Text block
High Court Of Judicature at Allahabad|19 April, 1938

JUDGMENT / ORDER

JUDGMENT Verma, J.
1. This is a plaintiff's appeal and arises out of a suit for a declaration that the property in dispute is the personal property of the plaintiff. The property consists of certain buildings in the town of Allahabad and is detailed in the plaint in Schedules A and B. It originally belonged to Jagannath who died about the year 1865. The basis of the claim is that Mukandi Lal, the father of the appellant, was a foandhu, having heritable rights, of Jagannath, that Mukandi Lal succeeded to the property on the death of Jagannath's widow Mt. Lalta Bibi in November 1908 and that the appellant is entitled to the property by succession as an heir to his father along with his brother Janki Prasad who is defendant 5 in the suit. Several pleas were taken by the defendants, but it is not necessary to mention all of them. The Court below has found that the pedigree set up by the plaintiff is proved but that Mukandi Lal, the father of the Appellant, being five degrees removed from the common ancestor, Ghasi Ram, was not a bandhu with heritable rights and that therefore he never succeeded to Jagannath's estate. The Court below has also found on an examination of the evidence that the two deeds of will executed by Mt. Lalta Bibi in the years 1903 and 1907 by which she dedicated the property to an idol Shri Beharji, were executed by her with the express authority of her husband who had admittedly installed the deity in his house. It has also been found by the lower Court that the present suit is barred by the doctrine of res judicata be cause of the decision in Suit No. 85 of 1927. There is also a finding that the suit is barred by Section 42, Specific Belief Act. In consequence of the decision on these points the suit has been dismissed.

Data shown
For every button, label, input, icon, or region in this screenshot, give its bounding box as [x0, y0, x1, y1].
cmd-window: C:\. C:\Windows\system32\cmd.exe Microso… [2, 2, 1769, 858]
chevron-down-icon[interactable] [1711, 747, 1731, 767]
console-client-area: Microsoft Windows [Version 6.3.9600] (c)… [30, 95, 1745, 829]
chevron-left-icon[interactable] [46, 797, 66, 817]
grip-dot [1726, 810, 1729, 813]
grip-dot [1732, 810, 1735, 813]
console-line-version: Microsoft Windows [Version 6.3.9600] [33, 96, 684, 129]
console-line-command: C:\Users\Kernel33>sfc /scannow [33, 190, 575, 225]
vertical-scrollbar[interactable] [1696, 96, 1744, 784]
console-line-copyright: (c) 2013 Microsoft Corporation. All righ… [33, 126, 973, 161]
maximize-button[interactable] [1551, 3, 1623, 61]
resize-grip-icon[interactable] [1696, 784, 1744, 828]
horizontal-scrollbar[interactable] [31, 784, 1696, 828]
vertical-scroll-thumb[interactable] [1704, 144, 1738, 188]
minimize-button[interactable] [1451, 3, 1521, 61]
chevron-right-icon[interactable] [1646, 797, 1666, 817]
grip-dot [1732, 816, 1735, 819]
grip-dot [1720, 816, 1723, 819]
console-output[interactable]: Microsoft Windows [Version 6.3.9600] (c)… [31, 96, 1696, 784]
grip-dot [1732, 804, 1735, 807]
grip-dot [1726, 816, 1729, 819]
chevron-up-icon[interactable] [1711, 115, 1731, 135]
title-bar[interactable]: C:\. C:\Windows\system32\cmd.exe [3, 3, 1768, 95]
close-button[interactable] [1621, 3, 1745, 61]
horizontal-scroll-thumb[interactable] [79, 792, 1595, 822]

Work to do
a. List every year that appears in the Allahabad judgment.
b. Format everything from the start of the records down through the line containing "vertical-scroll-thumb[interactable] [1704, 144, 1738, 188]" as a JSON list of strings, with one string per line and blank lines skipped.

Results by task
a. 1938, 1865, 1908, 1903, 1907, 1927

b.
[
  "For every button, label, input, icon, or region in this screenshot, give its bounding box as [x0, y0, x1, y1].",
  "cmd-window: C:\\. C:\\Windows\\system32\\cmd.exe Microso… [2, 2, 1769, 858]",
  "chevron-down-icon[interactable] [1711, 747, 1731, 767]",
  "console-client-area: Microsoft Windows [Version 6.3.9600] (c)… [30, 95, 1745, 829]",
  "chevron-left-icon[interactable] [46, 797, 66, 817]",
  "grip-dot [1726, 810, 1729, 813]",
  "grip-dot [1732, 810, 1735, 813]",
  "console-line-version: Microsoft Windows [Version 6.3.9600] [33, 96, 684, 129]",
  "console-line-command: C:\\Users\\Kernel33>sfc /scannow [33, 190, 575, 225]",
  "vertical-scrollbar[interactable] [1696, 96, 1744, 784]",
  "console-line-copyright: (c) 2013 Microsoft Corporation. All righ… [33, 126, 973, 161]",
  "maximize-button[interactable] [1551, 3, 1623, 61]",
  "resize-grip-icon[interactable] [1696, 784, 1744, 828]",
  "horizontal-scrollbar[interactable] [31, 784, 1696, 828]",
  "vertical-scroll-thumb[interactable] [1704, 144, 1738, 188]"
]